> Task instructions: Return each entry exactly, with none missing.

────────────────────

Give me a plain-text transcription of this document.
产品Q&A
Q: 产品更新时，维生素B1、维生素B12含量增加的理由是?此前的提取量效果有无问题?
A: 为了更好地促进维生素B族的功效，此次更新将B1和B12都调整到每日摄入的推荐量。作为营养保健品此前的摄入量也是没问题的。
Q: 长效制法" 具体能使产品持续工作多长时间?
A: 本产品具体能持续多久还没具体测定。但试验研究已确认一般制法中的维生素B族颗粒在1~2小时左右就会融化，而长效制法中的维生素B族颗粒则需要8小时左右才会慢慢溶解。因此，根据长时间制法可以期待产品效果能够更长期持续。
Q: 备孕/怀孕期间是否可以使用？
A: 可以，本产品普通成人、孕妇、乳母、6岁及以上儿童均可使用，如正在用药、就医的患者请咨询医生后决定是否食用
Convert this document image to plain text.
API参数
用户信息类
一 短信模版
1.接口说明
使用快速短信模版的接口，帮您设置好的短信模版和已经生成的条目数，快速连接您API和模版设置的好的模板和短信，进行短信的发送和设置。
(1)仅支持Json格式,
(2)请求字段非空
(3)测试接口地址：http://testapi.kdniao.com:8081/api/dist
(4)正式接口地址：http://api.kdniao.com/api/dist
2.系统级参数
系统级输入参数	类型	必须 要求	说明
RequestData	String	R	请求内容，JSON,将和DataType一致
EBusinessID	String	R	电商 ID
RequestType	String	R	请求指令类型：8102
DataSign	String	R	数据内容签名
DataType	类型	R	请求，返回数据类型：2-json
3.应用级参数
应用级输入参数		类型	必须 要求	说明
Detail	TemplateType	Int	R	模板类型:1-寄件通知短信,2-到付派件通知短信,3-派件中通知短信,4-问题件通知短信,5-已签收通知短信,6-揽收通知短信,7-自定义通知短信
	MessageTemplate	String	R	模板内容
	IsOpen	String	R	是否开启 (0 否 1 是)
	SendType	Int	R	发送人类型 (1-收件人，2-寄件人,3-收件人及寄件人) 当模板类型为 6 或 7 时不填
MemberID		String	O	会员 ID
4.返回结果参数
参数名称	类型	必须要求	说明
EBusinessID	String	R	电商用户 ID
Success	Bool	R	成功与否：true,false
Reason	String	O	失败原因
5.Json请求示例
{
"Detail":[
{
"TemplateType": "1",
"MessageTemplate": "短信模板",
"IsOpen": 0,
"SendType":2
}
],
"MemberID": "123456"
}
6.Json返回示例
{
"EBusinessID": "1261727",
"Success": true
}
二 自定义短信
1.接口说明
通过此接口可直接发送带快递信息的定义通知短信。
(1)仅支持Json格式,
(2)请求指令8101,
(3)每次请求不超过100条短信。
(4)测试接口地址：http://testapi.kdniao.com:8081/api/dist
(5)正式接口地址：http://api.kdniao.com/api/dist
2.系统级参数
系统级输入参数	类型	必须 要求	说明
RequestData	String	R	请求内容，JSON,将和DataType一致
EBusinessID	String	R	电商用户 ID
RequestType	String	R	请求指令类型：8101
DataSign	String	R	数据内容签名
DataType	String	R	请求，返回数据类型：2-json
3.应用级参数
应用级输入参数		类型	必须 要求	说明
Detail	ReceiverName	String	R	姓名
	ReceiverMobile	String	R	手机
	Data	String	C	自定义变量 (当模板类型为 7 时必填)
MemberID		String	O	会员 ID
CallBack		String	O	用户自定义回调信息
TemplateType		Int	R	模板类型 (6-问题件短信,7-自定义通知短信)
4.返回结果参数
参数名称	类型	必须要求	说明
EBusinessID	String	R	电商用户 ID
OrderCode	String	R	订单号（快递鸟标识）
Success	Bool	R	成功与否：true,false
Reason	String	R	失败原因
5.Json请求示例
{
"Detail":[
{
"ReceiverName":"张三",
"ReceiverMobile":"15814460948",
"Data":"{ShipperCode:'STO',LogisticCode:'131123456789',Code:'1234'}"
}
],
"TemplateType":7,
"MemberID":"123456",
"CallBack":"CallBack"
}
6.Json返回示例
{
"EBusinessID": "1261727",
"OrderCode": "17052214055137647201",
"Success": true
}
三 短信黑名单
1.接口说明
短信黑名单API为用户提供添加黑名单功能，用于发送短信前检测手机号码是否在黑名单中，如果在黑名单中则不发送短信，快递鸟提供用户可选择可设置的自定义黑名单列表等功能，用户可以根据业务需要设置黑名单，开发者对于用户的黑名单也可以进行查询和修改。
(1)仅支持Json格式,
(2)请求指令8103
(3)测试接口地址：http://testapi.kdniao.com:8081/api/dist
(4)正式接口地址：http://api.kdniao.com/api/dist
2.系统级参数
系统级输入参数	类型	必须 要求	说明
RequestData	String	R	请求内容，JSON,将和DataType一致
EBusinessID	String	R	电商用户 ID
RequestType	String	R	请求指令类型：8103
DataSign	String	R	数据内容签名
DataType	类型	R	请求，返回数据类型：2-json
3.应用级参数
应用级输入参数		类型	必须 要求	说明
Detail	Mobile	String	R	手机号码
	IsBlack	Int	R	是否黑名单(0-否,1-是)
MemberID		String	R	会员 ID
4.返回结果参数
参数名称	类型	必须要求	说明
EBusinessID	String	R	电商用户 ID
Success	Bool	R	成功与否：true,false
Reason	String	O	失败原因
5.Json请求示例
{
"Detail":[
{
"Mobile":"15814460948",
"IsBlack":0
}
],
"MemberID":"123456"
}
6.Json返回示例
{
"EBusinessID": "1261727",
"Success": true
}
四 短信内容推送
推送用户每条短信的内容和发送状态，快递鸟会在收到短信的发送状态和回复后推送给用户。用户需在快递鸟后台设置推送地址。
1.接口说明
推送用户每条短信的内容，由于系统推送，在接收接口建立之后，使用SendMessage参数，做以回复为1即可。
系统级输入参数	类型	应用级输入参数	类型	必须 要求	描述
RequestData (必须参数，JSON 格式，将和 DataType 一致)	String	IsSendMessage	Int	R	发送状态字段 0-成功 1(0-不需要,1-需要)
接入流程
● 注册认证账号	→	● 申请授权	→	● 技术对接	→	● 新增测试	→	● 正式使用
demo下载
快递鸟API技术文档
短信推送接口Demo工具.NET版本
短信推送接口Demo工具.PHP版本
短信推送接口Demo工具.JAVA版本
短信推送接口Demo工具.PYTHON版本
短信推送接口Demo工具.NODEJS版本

────────────────────

> Completed exercise:
Give me a plain-text transcription of this document.
产品Q&A
Q: 产品更新时，维生素B1、维生素B12含量增加的理由是?此前的提取量效果有无问题?
A: 为了更好地促进维生素B族的功效，此次更新将B1和B12都调整到每日摄入的推荐量。作为营养保健品此前的摄入量也是没问题的。
Q: 长效制法" 具体能使产品持续工作多长时间?
A: 本产品具体能持续多久还没具体测定。但试验研究已确认一般制法中的维生素B族颗粒在1~2小时左右就会融化，而长效制法中的维生素B族颗粒则需要8小时左右才会慢慢溶解。因此，根据长时间制法可以期待产品效果能够更长期持续。
Q: 备孕/怀孕期间是否可以使用？
A: 可以，本产品普通成人、孕妇、乳母、6岁及以上儿童均可使用，如正在用药、就医的患者请咨询医生后决定是否食用
Convert this document image to plain text.
API参数
用户信息类
一 短信模版
1.接口说明
使用快速短信模版的接口，帮您设置好的短信模版和已经生成的条目数，快速连接您API和模版设置的好的模板和短信，进行短信的发送和设置。
(1)仅支持Json格式,
(2)请求字段非空
(3)测试接口地址：http://testapi.kdniao.com:8081/api/dist
(4)正式接口地址：http://api.kdniao.com/api/dist
2.系统级参数
系统级输入参数	类型	必须 要求	说明
RequestData	String	R	请求内容，JSON,将和DataType一致
EBusinessID	String	R	电商 ID
RequestType	String	R	请求指令类型：8102
DataSign	String	R	数据内容签名
DataType	类型	R	请求，返回数据类型：2-json
3.应用级参数
应用级输入参数		类型	必须 要求	说明
Detail	TemplateType	Int	R	模板类型:1-寄件通知短信,2-到付派件通知短信,3-派件中通知短信,4-问题件通知短信,5-已签收通知短信,6-揽收通知短信,7-自定义通知短信
	MessageTemplate	String	R	模板内容
	IsOpen	String	R	是否开启 (0 否 1 是)
	SendType	Int	R	发送人类型 (1-收件人，2-寄件人,3-收件人及寄件人) 当模板类型为 6 或 7 时不填
MemberID		String	O	会员 ID
4.返回结果参数
参数名称	类型	必须要求	说明
EBusinessID	String	R	电商用户 ID
Success	Bool	R	成功与否：true,false
Reason	String	O	失败原因
5.Json请求示例
{
"Detail":[
{
"TemplateType": "1",
"MessageTemplate": "短信模板",
"IsOpen": 0,
"SendType":2
}
],
"MemberID": "123456"
}
6.Json返回示例
{
"EBusinessID": "1261727",
"Success": true
}
二 自定义短信
1.接口说明
通过此接口可直接发送带快递信息的定义通知短信。
(1)仅支持Json格式,
(2)请求指令8101,
(3)每次请求不超过100条短信。
(4)测试接口地址：http://testapi.kdniao.com:8081/api/dist
(5)正式接口地址：http://api.kdniao.com/api/dist
2.系统级参数
系统级输入参数	类型	必须 要求	说明
RequestData	String	R	请求内容，JSON,将和DataType一致
EBusinessID	String	R	电商用户 ID
RequestType	String	R	请求指令类型：8101
DataSign	String	R	数据内容签名
DataType	String	R	请求，返回数据类型：2-json
3.应用级参数
应用级输入参数		类型	必须 要求	说明
Detail	ReceiverName	String	R	姓名
	ReceiverMobile	String	R	手机
	Data	String	C	自定义变量 (当模板类型为 7 时必填)
MemberID		String	O	会员 ID
CallBack		String	O	用户自定义回调信息
TemplateType		Int	R	模板类型 (6-问题件短信,7-自定义通知短信)
4.返回结果参数
参数名称	类型	必须要求	说明
EBusinessID	String	R	电商用户 ID
OrderCode	String	R	订单号（快递鸟标识）
Success	Bool	R	成功与否：true,false
Reason	String	R	失败原因
5.Json请求示例
{
"Detail":[
{
"ReceiverName":"张三",
"ReceiverMobile":"15814460948",
"Data":"{ShipperCode:'STO',LogisticCode:'131123456789',Code:'1234'}"
}
],
"TemplateType":7,
"MemberID":"123456",
"CallBack":"CallBack"
}
6.Json返回示例
{
"EBusinessID": "1261727",
"OrderCode": "17052214055137647201",
"Success": true
}
三 短信黑名单
1.接口说明
短信黑名单API为用户提供添加黑名单功能，用于发送短信前检测手机号码是否在黑名单中，如果在黑名单中则不发送短信，快递鸟提供用户可选择可设置的自定义黑名单列表等功能，用户可以根据业务需要设置黑名单，开发者对于用户的黑名单也可以进行查询和修改。
(1)仅支持Json格式,
(2)请求指令8103
(3)测试接口地址：http://testapi.kdniao.com:8081/api/dist
(4)正式接口地址：http://api.kdniao.com/api/dist
2.系统级参数
系统级输入参数	类型	必须 要求	说明
RequestData	String	R	请求内容，JSON,将和DataType一致
EBusinessID	String	R	电商用户 ID
RequestType	String	R	请求指令类型：8103
DataSign	String	R	数据内容签名
DataType	类型	R	请求，返回数据类型：2-json
3.应用级参数
应用级输入参数		类型	必须 要求	说明
Detail	Mobile	String	R	手机号码
	IsBlack	Int	R	是否黑名单(0-否,1-是)
MemberID		String	R	会员 ID
4.返回结果参数
参数名称	类型	必须要求	说明
EBusinessID	String	R	电商用户 ID
Success	Bool	R	成功与否：true,false
Reason	String	O	失败原因
5.Json请求示例
{
"Detail":[
{
"Mobile":"15814460948",
"IsBlack":0
}
],
"MemberID":"123456"
}
6.Json返回示例
{
"EBusinessID": "1261727",
"Success": true
}
四 短信内容推送
推送用户每条短信的内容和发送状态，快递鸟会在收到短信的发送状态和回复后推送给用户。用户需在快递鸟后台设置推送地址。
1.接口说明
推送用户每条短信的内容，由于系统推送，在接收接口建立之后，使用SendMessage参数，做以回复为1即可。
系统级输入参数	类型	应用级输入参数	类型	必须 要求	描述
RequestData (必须参数，JSON 格式，将和 DataType 一致)	String	IsSendMessage	Int	R	发送状态字段 0-成功 1(0-不需要,1-需要)
接入流程
● 注册认证账号	→	● 申请授权	→	● 技术对接	→	● 新增测试	→	● 正式使用
demo下载
快递鸟API技术文档
短信推送接口Demo工具.NET版本
短信推送接口Demo工具.PHP版本
短信推送接口Demo工具.JAVA版本
短信推送接口Demo工具.PYTHON版本
短信推送接口Demo工具.NODEJS版本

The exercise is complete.